[Dataset entries]

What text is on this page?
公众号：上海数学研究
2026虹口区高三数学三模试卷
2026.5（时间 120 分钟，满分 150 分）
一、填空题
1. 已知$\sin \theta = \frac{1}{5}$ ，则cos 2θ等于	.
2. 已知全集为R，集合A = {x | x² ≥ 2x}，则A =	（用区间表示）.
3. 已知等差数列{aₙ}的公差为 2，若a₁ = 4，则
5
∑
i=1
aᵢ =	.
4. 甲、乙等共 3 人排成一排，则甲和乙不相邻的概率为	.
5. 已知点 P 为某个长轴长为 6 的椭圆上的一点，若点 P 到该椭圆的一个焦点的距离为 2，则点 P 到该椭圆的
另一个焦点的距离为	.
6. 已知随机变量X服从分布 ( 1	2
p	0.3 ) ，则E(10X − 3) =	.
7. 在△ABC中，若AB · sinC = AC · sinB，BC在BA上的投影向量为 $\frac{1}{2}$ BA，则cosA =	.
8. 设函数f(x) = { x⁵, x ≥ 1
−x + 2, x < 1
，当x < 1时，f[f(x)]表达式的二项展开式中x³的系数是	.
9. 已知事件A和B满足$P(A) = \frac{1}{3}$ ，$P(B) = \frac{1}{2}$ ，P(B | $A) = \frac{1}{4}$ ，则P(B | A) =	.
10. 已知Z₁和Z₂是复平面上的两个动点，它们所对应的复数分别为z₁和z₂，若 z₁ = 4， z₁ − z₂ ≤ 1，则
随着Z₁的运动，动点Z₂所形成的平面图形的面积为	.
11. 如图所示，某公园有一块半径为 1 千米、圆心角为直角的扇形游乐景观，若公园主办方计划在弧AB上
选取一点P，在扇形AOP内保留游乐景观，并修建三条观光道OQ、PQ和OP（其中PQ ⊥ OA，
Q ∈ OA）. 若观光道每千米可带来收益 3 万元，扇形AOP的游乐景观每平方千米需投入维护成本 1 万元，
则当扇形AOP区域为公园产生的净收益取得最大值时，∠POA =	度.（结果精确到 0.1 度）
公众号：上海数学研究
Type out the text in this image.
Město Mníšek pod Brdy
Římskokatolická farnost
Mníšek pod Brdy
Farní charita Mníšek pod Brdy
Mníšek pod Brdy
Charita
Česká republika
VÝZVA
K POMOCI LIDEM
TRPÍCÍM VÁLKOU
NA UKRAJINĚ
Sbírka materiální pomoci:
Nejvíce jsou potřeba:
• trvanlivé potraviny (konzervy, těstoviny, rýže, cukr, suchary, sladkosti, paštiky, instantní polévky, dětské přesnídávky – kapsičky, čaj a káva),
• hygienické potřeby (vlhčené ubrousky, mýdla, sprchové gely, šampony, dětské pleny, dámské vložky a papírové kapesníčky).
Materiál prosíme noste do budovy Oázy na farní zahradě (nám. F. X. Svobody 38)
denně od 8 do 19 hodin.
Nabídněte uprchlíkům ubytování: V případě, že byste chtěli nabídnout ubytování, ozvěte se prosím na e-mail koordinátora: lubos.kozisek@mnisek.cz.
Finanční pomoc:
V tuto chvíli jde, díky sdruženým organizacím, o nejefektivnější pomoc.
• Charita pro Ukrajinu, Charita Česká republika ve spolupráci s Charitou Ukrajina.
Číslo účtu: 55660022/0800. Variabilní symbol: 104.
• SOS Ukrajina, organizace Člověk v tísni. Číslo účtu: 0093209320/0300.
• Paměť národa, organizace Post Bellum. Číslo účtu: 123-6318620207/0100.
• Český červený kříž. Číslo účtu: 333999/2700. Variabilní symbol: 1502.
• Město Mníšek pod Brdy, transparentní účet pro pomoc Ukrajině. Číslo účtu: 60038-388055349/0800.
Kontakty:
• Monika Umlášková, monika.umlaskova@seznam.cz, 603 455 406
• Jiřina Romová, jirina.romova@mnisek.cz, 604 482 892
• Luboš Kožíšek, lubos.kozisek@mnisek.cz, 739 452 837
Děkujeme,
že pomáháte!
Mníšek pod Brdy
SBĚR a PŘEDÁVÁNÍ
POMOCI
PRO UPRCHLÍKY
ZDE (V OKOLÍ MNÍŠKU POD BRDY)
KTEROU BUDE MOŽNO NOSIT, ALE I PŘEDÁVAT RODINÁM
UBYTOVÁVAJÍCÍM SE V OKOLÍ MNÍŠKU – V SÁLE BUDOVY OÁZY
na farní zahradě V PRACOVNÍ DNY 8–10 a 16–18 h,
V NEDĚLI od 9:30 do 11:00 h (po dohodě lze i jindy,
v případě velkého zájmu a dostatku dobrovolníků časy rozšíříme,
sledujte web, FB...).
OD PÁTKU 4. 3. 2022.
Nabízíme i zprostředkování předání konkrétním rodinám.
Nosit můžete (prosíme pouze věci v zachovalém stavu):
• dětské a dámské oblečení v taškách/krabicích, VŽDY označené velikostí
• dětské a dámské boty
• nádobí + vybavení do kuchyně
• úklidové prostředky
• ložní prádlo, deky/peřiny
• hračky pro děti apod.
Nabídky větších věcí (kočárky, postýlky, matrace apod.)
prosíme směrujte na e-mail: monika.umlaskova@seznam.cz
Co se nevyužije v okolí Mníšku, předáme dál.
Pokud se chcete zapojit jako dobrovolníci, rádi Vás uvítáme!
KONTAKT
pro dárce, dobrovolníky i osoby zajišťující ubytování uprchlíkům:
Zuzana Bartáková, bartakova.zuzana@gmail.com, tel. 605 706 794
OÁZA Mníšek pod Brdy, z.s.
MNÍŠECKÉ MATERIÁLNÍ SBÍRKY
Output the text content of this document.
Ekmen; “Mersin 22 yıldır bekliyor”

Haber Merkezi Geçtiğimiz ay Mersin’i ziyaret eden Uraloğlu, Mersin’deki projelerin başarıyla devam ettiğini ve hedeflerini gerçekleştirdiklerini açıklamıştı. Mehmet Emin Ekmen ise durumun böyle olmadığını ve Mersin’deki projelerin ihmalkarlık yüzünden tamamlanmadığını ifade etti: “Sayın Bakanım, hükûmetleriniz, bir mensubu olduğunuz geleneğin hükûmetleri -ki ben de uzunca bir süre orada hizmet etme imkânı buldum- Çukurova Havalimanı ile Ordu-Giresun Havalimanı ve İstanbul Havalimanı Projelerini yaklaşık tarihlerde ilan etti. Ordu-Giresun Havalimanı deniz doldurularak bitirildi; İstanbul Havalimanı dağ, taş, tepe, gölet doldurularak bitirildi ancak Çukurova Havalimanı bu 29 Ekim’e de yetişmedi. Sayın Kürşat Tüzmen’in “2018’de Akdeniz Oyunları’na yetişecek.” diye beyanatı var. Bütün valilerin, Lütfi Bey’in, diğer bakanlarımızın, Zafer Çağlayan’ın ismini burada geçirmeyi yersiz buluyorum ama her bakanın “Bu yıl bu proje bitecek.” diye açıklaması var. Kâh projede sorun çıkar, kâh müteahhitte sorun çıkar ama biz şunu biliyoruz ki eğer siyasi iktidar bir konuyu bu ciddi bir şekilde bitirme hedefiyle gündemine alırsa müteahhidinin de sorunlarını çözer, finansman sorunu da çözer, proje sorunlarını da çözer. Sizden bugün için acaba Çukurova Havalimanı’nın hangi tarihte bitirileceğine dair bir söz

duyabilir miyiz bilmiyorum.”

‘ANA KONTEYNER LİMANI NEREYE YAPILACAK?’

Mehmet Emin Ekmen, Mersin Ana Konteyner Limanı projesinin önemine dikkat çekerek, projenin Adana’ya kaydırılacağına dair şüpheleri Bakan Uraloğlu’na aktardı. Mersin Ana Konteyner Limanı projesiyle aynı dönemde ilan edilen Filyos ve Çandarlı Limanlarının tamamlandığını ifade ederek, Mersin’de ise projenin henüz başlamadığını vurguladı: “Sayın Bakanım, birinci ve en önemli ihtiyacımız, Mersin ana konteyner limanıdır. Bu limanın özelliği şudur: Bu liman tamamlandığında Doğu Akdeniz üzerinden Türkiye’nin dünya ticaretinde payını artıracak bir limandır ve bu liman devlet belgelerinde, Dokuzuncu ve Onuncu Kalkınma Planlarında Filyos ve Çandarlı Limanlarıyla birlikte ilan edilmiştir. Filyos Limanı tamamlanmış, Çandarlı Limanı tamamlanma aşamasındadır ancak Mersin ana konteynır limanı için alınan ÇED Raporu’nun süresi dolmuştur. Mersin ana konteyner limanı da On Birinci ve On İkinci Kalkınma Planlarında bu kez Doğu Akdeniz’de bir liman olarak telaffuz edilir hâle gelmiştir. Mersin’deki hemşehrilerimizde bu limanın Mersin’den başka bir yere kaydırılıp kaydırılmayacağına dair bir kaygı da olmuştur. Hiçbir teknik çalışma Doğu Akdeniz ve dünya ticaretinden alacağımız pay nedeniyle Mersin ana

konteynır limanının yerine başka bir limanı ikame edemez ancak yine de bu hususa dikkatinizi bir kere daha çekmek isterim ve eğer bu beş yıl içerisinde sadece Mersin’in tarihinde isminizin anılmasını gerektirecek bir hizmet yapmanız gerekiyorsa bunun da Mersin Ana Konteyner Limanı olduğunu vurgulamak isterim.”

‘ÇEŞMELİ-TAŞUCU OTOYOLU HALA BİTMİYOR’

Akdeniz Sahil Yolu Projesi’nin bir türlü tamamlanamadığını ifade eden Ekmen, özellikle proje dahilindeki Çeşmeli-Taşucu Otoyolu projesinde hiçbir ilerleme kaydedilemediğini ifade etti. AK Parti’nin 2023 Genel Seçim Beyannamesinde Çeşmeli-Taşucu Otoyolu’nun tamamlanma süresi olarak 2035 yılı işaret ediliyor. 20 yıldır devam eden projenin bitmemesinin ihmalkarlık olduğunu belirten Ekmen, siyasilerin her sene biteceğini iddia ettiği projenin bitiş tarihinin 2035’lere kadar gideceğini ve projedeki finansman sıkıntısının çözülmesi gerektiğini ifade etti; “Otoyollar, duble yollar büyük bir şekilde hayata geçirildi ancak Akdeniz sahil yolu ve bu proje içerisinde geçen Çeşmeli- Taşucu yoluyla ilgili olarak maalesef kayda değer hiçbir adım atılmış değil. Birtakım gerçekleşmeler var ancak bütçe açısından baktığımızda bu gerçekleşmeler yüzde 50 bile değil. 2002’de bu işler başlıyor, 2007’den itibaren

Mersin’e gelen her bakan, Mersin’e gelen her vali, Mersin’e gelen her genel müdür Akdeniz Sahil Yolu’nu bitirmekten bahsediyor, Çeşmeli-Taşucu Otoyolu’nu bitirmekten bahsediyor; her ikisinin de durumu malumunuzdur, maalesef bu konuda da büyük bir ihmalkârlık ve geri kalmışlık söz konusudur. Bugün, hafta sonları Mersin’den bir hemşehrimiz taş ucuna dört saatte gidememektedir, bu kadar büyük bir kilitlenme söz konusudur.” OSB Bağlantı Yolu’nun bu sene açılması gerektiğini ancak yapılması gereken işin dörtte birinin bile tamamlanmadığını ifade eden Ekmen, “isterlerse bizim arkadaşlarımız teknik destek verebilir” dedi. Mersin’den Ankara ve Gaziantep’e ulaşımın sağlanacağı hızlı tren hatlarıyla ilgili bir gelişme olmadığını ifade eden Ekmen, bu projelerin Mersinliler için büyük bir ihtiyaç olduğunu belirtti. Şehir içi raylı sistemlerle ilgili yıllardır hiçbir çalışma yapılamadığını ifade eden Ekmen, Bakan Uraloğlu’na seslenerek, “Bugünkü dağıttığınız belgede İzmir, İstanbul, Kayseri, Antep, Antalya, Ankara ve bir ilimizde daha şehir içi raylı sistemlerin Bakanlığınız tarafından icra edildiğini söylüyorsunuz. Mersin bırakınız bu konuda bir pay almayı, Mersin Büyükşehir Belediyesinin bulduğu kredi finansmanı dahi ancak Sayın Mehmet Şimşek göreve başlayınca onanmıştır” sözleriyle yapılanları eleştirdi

#### [WHAT THE TASK ASKS]
Copy each line above that contains the string "dámské".

#### [ANSWER FOR THIS EXERCISE]
• hygienické potřeby (vlhčené ubrousky, mýdla, sprchové gely, šampony, dětské pleny, dámské vložky a papírové kapesníčky).
• dětské a dámské oblečení v taškách/krabicích, VŽDY označené velikostí
• dětské a dámské boty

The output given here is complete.